*Task prompt*
In full and without alteration, give the listing again.

────────────────

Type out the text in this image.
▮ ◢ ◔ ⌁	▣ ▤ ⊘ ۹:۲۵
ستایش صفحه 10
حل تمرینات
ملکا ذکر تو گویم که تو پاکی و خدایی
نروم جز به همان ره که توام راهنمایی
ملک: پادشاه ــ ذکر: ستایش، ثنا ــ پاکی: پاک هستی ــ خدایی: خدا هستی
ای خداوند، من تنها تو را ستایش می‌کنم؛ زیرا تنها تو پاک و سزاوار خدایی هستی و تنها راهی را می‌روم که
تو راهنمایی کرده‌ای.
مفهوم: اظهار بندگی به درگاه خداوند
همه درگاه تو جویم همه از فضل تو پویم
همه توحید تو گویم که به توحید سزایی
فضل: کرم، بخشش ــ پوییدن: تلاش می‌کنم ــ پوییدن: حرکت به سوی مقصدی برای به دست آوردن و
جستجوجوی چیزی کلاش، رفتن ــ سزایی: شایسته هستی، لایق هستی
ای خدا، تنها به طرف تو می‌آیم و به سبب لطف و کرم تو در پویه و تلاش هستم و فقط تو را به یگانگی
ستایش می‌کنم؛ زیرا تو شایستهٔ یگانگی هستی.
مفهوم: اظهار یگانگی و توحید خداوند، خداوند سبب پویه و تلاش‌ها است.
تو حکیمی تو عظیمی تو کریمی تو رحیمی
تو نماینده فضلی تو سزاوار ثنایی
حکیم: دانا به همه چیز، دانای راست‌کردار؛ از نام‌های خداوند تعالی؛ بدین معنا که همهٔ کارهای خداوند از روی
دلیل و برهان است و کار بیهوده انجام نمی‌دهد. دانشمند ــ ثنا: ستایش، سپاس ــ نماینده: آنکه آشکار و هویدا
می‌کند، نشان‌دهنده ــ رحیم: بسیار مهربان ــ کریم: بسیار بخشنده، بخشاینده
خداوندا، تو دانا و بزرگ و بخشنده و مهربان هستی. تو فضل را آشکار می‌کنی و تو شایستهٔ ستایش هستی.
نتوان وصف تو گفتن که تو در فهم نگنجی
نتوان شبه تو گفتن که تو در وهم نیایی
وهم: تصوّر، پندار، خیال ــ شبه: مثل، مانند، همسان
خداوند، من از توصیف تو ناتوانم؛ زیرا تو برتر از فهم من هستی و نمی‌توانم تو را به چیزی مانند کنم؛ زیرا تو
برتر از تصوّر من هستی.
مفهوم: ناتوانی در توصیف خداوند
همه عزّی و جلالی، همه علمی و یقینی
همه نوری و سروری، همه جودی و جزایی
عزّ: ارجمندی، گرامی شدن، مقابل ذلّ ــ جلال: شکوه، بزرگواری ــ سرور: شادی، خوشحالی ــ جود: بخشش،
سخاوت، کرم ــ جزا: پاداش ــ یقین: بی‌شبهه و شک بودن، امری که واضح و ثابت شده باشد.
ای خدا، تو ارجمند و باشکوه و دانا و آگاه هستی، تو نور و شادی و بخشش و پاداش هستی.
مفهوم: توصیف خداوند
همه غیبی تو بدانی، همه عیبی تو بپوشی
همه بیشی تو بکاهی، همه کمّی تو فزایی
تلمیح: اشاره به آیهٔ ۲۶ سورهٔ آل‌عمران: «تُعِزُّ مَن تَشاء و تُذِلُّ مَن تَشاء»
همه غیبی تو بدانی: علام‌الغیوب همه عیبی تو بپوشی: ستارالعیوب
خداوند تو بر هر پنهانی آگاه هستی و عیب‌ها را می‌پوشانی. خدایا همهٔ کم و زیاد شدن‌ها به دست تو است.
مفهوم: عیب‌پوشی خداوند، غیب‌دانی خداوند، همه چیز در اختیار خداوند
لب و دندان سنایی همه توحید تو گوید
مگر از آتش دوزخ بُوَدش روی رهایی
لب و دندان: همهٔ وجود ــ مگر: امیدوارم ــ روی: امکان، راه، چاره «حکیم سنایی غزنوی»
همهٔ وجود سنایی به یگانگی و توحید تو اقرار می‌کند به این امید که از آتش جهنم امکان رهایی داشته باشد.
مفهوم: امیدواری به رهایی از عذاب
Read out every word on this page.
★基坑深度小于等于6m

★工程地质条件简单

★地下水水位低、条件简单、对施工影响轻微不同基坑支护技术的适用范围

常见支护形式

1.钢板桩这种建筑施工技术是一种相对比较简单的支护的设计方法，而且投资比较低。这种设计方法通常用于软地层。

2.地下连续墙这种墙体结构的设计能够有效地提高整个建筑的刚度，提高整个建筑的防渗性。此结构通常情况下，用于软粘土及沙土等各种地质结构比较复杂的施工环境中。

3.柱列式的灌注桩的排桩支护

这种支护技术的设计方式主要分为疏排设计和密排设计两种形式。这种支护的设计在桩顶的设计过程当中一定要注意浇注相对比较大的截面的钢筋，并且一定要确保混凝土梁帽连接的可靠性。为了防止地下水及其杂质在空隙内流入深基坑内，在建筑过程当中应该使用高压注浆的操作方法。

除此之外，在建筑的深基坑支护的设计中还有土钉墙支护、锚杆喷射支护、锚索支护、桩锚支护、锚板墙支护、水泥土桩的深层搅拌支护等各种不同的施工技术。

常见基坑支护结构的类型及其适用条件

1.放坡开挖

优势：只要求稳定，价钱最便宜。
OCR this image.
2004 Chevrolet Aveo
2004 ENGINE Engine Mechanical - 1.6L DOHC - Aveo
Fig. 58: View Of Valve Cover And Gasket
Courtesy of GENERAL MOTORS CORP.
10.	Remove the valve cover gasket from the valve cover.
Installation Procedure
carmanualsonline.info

────────────────

*Exercise output*
Type out the text in this image.
▮ ◢ ◔ ⌁	▣ ▤ ⊘ ۹:۲۵
ستایش صفحه 10
حل تمرینات
ملکا ذکر تو گویم که تو پاکی و خدایی
نروم جز به همان ره که توام راهنمایی
ملک: پادشاه ــ ذکر: ستایش، ثنا ــ پاکی: پاک هستی ــ خدایی: خدا هستی
ای خداوند، من تنها تو را ستایش می‌کنم؛ زیرا تنها تو پاک و سزاوار خدایی هستی و تنها راهی را می‌روم که
تو راهنمایی کرده‌ای.
مفهوم: اظهار بندگی به درگاه خداوند
همه درگاه تو جویم همه از فضل تو پویم
همه توحید تو گویم که به توحید سزایی
فضل: کرم، بخشش ــ پوییدن: تلاش می‌کنم ــ پوییدن: حرکت به سوی مقصدی برای به دست آوردن و
جستجوجوی چیزی کلاش، رفتن ــ سزایی: شایسته هستی، لایق هستی
ای خدا، تنها به طرف تو می‌آیم و به سبب لطف و کرم تو در پویه و تلاش هستم و فقط تو را به یگانگی
ستایش می‌کنم؛ زیرا تو شایستهٔ یگانگی هستی.
مفهوم: اظهار یگانگی و توحید خداوند، خداوند سبب پویه و تلاش‌ها است.
تو حکیمی تو عظیمی تو کریمی تو رحیمی
تو نماینده فضلی تو سزاوار ثنایی
حکیم: دانا به همه چیز، دانای راست‌کردار؛ از نام‌های خداوند تعالی؛ بدین معنا که همهٔ کارهای خداوند از روی
دلیل و برهان است و کار بیهوده انجام نمی‌دهد. دانشمند ــ ثنا: ستایش، سپاس ــ نماینده: آنکه آشکار و هویدا
می‌کند، نشان‌دهنده ــ رحیم: بسیار مهربان ــ کریم: بسیار بخشنده، بخشاینده
خداوندا، تو دانا و بزرگ و بخشنده و مهربان هستی. تو فضل را آشکار می‌کنی و تو شایستهٔ ستایش هستی.
نتوان وصف تو گفتن که تو در فهم نگنجی
نتوان شبه تو گفتن که تو در وهم نیایی
وهم: تصوّر، پندار، خیال ــ شبه: مثل، مانند، همسان
خداوند، من از توصیف تو ناتوانم؛ زیرا تو برتر از فهم من هستی و نمی‌توانم تو را به چیزی مانند کنم؛ زیرا تو
برتر از تصوّر من هستی.
مفهوم: ناتوانی در توصیف خداوند
همه عزّی و جلالی، همه علمی و یقینی
همه نوری و سروری، همه جودی و جزایی
عزّ: ارجمندی، گرامی شدن، مقابل ذلّ ــ جلال: شکوه، بزرگواری ــ سرور: شادی، خوشحالی ــ جود: بخشش،
سخاوت، کرم ــ جزا: پاداش ــ یقین: بی‌شبهه و شک بودن، امری که واضح و ثابت شده باشد.
ای خدا، تو ارجمند و باشکوه و دانا و آگاه هستی، تو نور و شادی و بخشش و پاداش هستی.
مفهوم: توصیف خداوند
همه غیبی تو بدانی، همه عیبی تو بپوشی
همه بیشی تو بکاهی، همه کمّی تو فزایی
تلمیح: اشاره به آیهٔ ۲۶ سورهٔ آل‌عمران: «تُعِزُّ مَن تَشاء و تُذِلُّ مَن تَشاء»
همه غیبی تو بدانی: علام‌الغیوب همه عیبی تو بپوشی: ستارالعیوب
خداوند تو بر هر پنهانی آگاه هستی و عیب‌ها را می‌پوشانی. خدایا همهٔ کم و زیاد شدن‌ها به دست تو است.
مفهوم: عیب‌پوشی خداوند، غیب‌دانی خداوند، همه چیز در اختیار خداوند
لب و دندان سنایی همه توحید تو گوید
مگر از آتش دوزخ بُوَدش روی رهایی
لب و دندان: همهٔ وجود ــ مگر: امیدوارم ــ روی: امکان، راه، چاره «حکیم سنایی غزنوی»
همهٔ وجود سنایی به یگانگی و توحید تو اقرار می‌کند به این امید که از آتش جهنم امکان رهایی داشته باشد.
مفهوم: امیدواری به رهایی از عذاب
Read out every word on this page.
★基坑深度小于等于6m

★工程地质条件简单

★地下水水位低、条件简单、对施工影响轻微不同基坑支护技术的适用范围

常见支护形式

1.钢板桩这种建筑施工技术是一种相对比较简单的支护的设计方法，而且投资比较低。这种设计方法通常用于软地层。

2.地下连续墙这种墙体结构的设计能够有效地提高整个建筑的刚度，提高整个建筑的防渗性。此结构通常情况下，用于软粘土及沙土等各种地质结构比较复杂的施工环境中。

3.柱列式的灌注桩的排桩支护

这种支护技术的设计方式主要分为疏排设计和密排设计两种形式。这种支护的设计在桩顶的设计过程当中一定要注意浇注相对比较大的截面的钢筋，并且一定要确保混凝土梁帽连接的可靠性。为了防止地下水及其杂质在空隙内流入深基坑内，在建筑过程当中应该使用高压注浆的操作方法。

除此之外，在建筑的深基坑支护的设计中还有土钉墙支护、锚杆喷射支护、锚索支护、桩锚支护、锚板墙支护、水泥土桩的深层搅拌支护等各种不同的施工技术。

常见基坑支护结构的类型及其适用条件

1.放坡开挖

优势：只要求稳定，价钱最便宜。
OCR this image.
2004 Chevrolet Aveo
2004 ENGINE Engine Mechanical - 1.6L DOHC - Aveo
Fig. 58: View Of Valve Cover And Gasket
Courtesy of GENERAL MOTORS CORP.
10.	Remove the valve cover gasket from the valve cover.
Installation Procedure
carmanualsonline.info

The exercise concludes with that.